DO THIS: Copy out the lines that have "data" in them.

Extracted records:
============
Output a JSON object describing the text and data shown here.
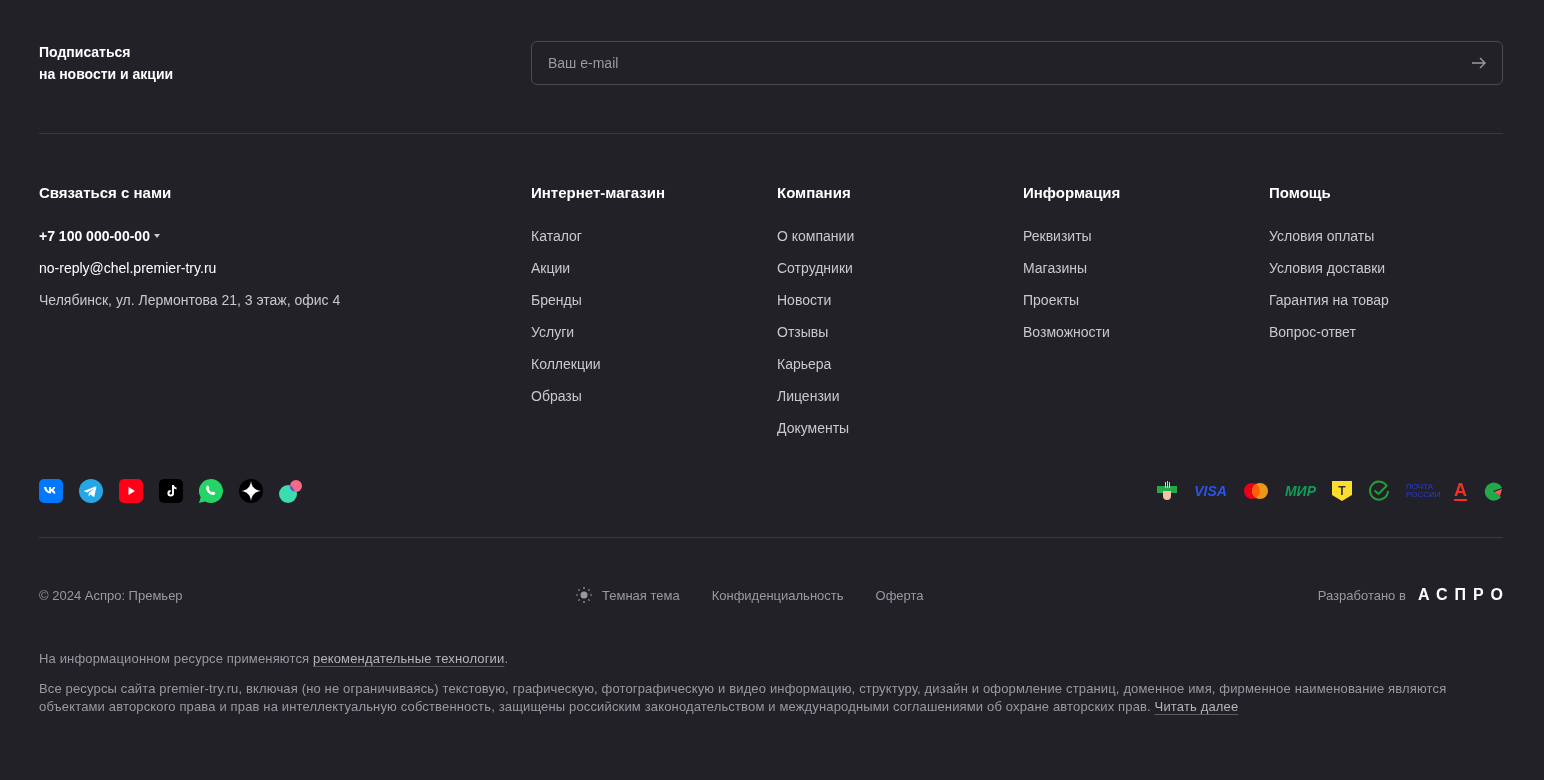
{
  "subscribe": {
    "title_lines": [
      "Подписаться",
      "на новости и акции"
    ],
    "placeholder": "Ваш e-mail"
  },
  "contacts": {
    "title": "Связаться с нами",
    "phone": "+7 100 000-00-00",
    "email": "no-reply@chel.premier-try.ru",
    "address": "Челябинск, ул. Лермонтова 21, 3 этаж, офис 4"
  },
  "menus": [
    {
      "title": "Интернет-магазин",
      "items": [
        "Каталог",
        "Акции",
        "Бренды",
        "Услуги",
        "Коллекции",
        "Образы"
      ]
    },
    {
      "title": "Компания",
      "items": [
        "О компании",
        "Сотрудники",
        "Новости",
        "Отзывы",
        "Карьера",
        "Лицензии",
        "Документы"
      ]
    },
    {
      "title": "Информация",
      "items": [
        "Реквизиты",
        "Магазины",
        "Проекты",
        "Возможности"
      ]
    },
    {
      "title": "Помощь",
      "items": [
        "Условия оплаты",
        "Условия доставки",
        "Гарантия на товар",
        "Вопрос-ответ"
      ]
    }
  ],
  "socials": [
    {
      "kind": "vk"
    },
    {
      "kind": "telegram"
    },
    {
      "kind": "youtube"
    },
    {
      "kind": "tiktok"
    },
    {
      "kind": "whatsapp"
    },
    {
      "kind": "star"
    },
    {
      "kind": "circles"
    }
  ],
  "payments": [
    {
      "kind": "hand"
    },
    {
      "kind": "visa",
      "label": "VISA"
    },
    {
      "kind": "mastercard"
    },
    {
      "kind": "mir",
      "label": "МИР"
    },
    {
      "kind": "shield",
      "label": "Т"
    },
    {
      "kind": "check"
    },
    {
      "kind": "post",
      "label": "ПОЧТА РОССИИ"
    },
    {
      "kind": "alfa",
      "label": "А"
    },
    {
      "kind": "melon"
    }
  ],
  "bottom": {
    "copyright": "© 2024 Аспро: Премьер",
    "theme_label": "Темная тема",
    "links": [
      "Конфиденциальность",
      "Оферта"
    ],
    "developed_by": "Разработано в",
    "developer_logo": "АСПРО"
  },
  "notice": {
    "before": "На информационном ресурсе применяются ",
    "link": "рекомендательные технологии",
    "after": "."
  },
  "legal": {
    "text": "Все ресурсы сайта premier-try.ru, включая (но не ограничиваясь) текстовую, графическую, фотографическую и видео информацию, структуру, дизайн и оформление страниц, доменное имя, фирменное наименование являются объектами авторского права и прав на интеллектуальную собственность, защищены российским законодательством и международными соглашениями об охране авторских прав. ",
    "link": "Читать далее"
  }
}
============
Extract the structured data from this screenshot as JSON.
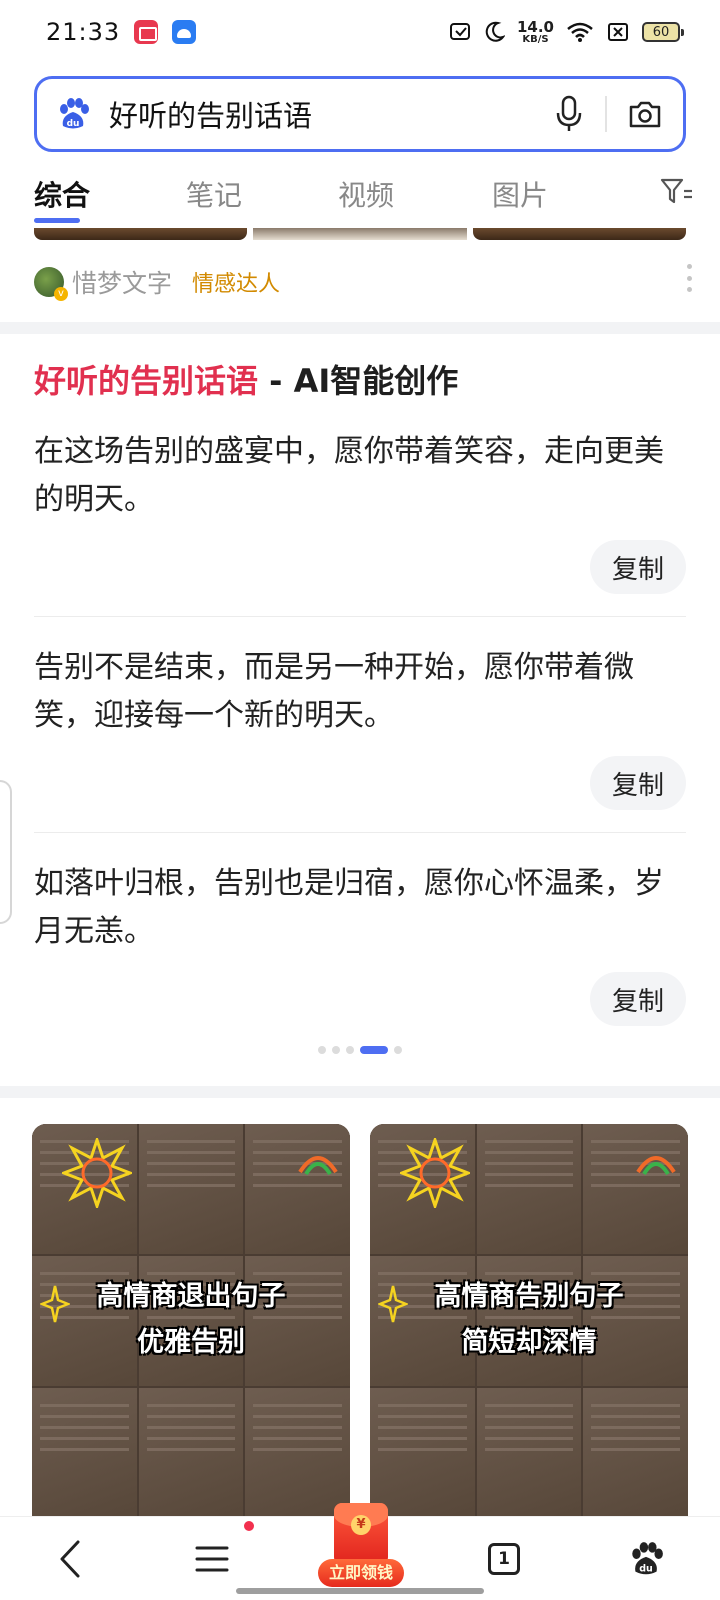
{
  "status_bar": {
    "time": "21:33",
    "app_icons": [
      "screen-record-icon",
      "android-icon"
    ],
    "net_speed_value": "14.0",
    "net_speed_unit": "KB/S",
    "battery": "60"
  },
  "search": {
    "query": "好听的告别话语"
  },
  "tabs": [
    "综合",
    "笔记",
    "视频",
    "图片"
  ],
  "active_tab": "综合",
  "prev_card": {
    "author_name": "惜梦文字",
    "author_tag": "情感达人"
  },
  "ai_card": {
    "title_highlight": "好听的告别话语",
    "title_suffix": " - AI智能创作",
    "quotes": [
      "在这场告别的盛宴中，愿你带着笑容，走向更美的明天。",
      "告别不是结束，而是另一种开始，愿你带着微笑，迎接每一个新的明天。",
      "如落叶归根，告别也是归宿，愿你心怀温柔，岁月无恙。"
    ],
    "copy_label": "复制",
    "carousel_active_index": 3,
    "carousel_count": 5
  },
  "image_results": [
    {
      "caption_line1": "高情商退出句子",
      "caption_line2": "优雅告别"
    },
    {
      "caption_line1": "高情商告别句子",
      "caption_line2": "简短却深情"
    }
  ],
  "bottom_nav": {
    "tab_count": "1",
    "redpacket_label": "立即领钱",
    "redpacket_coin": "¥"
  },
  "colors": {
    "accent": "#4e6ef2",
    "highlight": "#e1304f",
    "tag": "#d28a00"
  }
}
============
RESULT OF THIS TASK:
Output a JSON object describing the text and data shown here.
Extract the structured data from this screenshot as JSON.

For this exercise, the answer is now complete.